**SET PROBLEM**
Locate the word "JSON" in the entries below, then gather every line that holds it.

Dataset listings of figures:
+===+

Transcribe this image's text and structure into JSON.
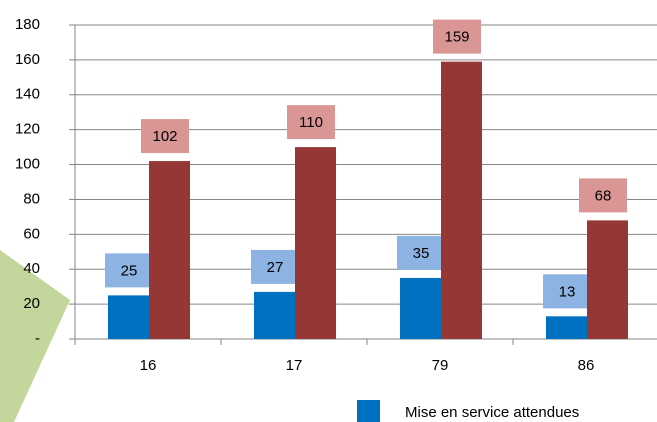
{
  "chart_data": {
    "type": "bar",
    "categories": [
      "16",
      "17",
      "79",
      "86"
    ],
    "series": [
      {
        "name": "Mise en service attendues",
        "color": "#0070c0",
        "label_color": "#8db3e2",
        "values": [
          25,
          27,
          35,
          13
        ]
      },
      {
        "color": "#953735",
        "label_color": "#d99694",
        "values": [
          102,
          110,
          159,
          68
        ]
      }
    ],
    "ylim": [
      0,
      180
    ],
    "yticks": [
      {
        "value": 0,
        "label": "-"
      },
      20,
      40,
      60,
      80,
      100,
      120,
      140,
      160,
      180
    ],
    "grid": true
  }
}
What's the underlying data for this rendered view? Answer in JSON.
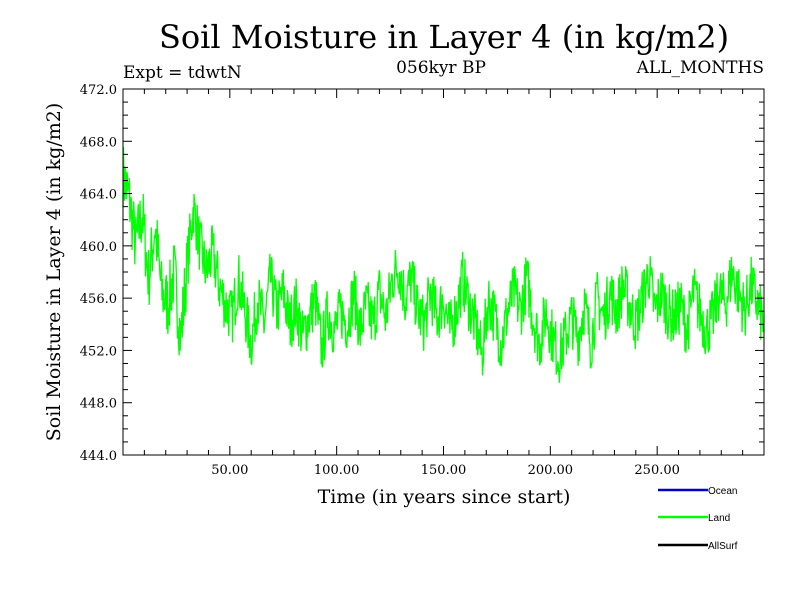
{
  "chart_data": {
    "type": "line",
    "title": "Soil Moisture in Layer 4 (in kg/m2)",
    "subtitle_left": "Expt = tdwtN",
    "subtitle_center": "056kyr BP",
    "subtitle_right": "ALL_MONTHS",
    "xlabel": "Time (in years since start)",
    "ylabel": "Soil Moisture in Layer 4 (in kg/m2)",
    "xlim": [
      0,
      300
    ],
    "ylim": [
      444,
      472
    ],
    "x_ticks": [
      {
        "value": 50,
        "label": "50.00"
      },
      {
        "value": 100,
        "label": "100.00"
      },
      {
        "value": 150,
        "label": "150.00"
      },
      {
        "value": 200,
        "label": "200.00"
      },
      {
        "value": 250,
        "label": "250.00"
      }
    ],
    "y_ticks": [
      {
        "value": 444,
        "label": "444.0"
      },
      {
        "value": 448,
        "label": "448.0"
      },
      {
        "value": 452,
        "label": "452.0"
      },
      {
        "value": 456,
        "label": "456.0"
      },
      {
        "value": 460,
        "label": "460.0"
      },
      {
        "value": 464,
        "label": "464.0"
      },
      {
        "value": 468,
        "label": "468.0"
      },
      {
        "value": 472,
        "label": "472.0"
      }
    ],
    "legend_position": "bottom-right",
    "series": [
      {
        "name": "Ocean",
        "color": "#0000cc",
        "values": []
      },
      {
        "name": "Land",
        "color": "#00ff00",
        "x": [
          0,
          3,
          6,
          9,
          12,
          15,
          18,
          21,
          24,
          27,
          30,
          33,
          36,
          39,
          42,
          45,
          48,
          51,
          54,
          57,
          60,
          63,
          66,
          69,
          72,
          75,
          78,
          81,
          84,
          87,
          90,
          93,
          96,
          99,
          102,
          105,
          108,
          111,
          114,
          117,
          120,
          123,
          126,
          129,
          132,
          135,
          138,
          141,
          144,
          147,
          150,
          153,
          156,
          159,
          162,
          165,
          168,
          171,
          174,
          177,
          180,
          183,
          186,
          189,
          192,
          195,
          198,
          201,
          204,
          207,
          210,
          213,
          216,
          219,
          222,
          225,
          228,
          231,
          234,
          237,
          240,
          243,
          246,
          249,
          252,
          255,
          258,
          261,
          264,
          267,
          270,
          273,
          276,
          279,
          282,
          285,
          288,
          291,
          294,
          297,
          300
        ],
        "values": [
          465.5,
          463.5,
          460.0,
          462.5,
          457.5,
          461.5,
          456.5,
          455.5,
          458.0,
          453.0,
          458.5,
          463.0,
          460.0,
          458.0,
          459.5,
          457.0,
          455.5,
          454.5,
          457.5,
          455.0,
          452.5,
          456.0,
          454.0,
          457.5,
          455.0,
          456.5,
          454.0,
          455.5,
          453.0,
          454.5,
          456.0,
          452.0,
          455.0,
          453.5,
          455.0,
          454.0,
          456.5,
          453.5,
          455.5,
          454.0,
          456.5,
          454.5,
          457.5,
          458.5,
          456.0,
          457.5,
          455.0,
          454.0,
          456.5,
          454.5,
          456.0,
          453.5,
          455.0,
          457.5,
          455.5,
          454.0,
          451.5,
          456.0,
          454.5,
          452.5,
          455.0,
          456.5,
          455.0,
          457.5,
          454.5,
          452.5,
          455.0,
          453.0,
          451.5,
          453.0,
          454.5,
          453.0,
          455.5,
          452.5,
          456.0,
          454.5,
          456.5,
          455.0,
          457.0,
          455.5,
          454.0,
          456.0,
          458.0,
          455.0,
          456.5,
          455.0,
          454.5,
          455.5,
          453.5,
          456.5,
          455.0,
          453.5,
          454.5,
          456.5,
          455.5,
          458.0,
          456.5,
          455.0,
          457.0,
          455.5,
          454.0
        ]
      },
      {
        "name": "AllSurf",
        "color": "#000000",
        "values": []
      }
    ]
  }
}
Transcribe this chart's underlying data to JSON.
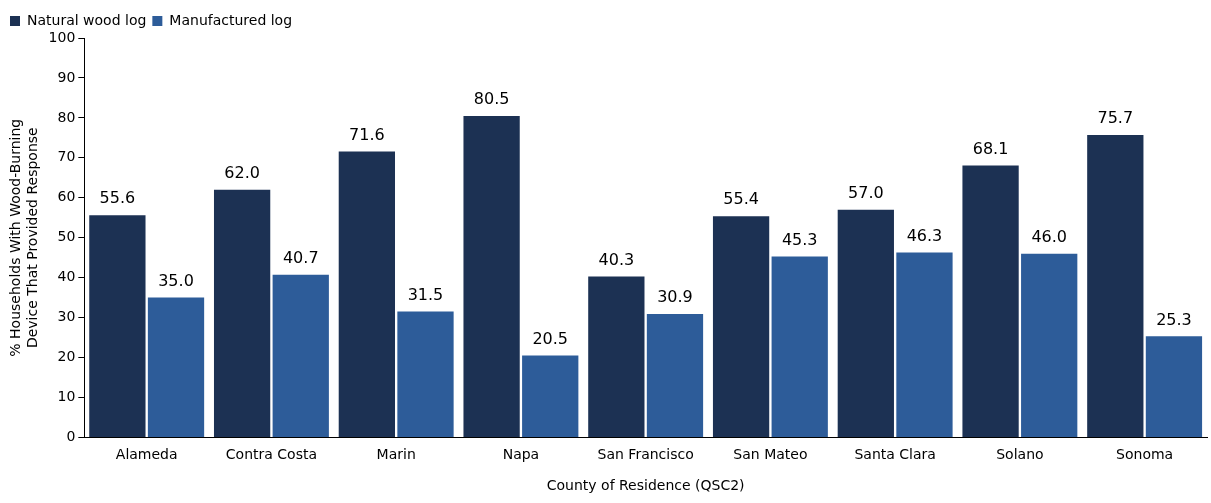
{
  "chart_data": {
    "type": "bar",
    "xlabel": "County of Residence (QSC2)",
    "ylabel": "% Households With Wood-Burning\nDevice That Provided Response",
    "categories": [
      "Alameda",
      "Contra Costa",
      "Marin",
      "Napa",
      "San Francisco",
      "San Mateo",
      "Santa Clara",
      "Solano",
      "Sonoma"
    ],
    "series": [
      {
        "name": "Natural wood log",
        "color": "#1c3153",
        "values": [
          55.6,
          62.0,
          71.6,
          80.5,
          40.3,
          55.4,
          57.0,
          68.1,
          75.7
        ],
        "value_labels": [
          "55.6",
          "62.0",
          "71.6",
          "80.5",
          "40.3",
          "55.4",
          "57.0",
          "68.1",
          "75.7"
        ]
      },
      {
        "name": "Manufactured log",
        "color": "#2d5c99",
        "values": [
          35.0,
          40.7,
          31.5,
          20.5,
          30.9,
          45.3,
          46.3,
          46.0,
          25.3
        ],
        "value_labels": [
          "35.0",
          "40.7",
          "31.5",
          "20.5",
          "30.9",
          "45.3",
          "46.3",
          "46.0",
          "25.3"
        ]
      }
    ],
    "ylim": [
      0,
      100
    ],
    "yticks": [
      0,
      10,
      20,
      30,
      40,
      50,
      60,
      70,
      80,
      90,
      100
    ],
    "grid": false,
    "legend": "top left"
  }
}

+===+

**SOLUTION FOR THIS TASK**
Transcribe this image's text and structure into JSON.
What's the underlying data for this rendered view? Answer in JSON.
Transcribe this chart's underlying data to JSON.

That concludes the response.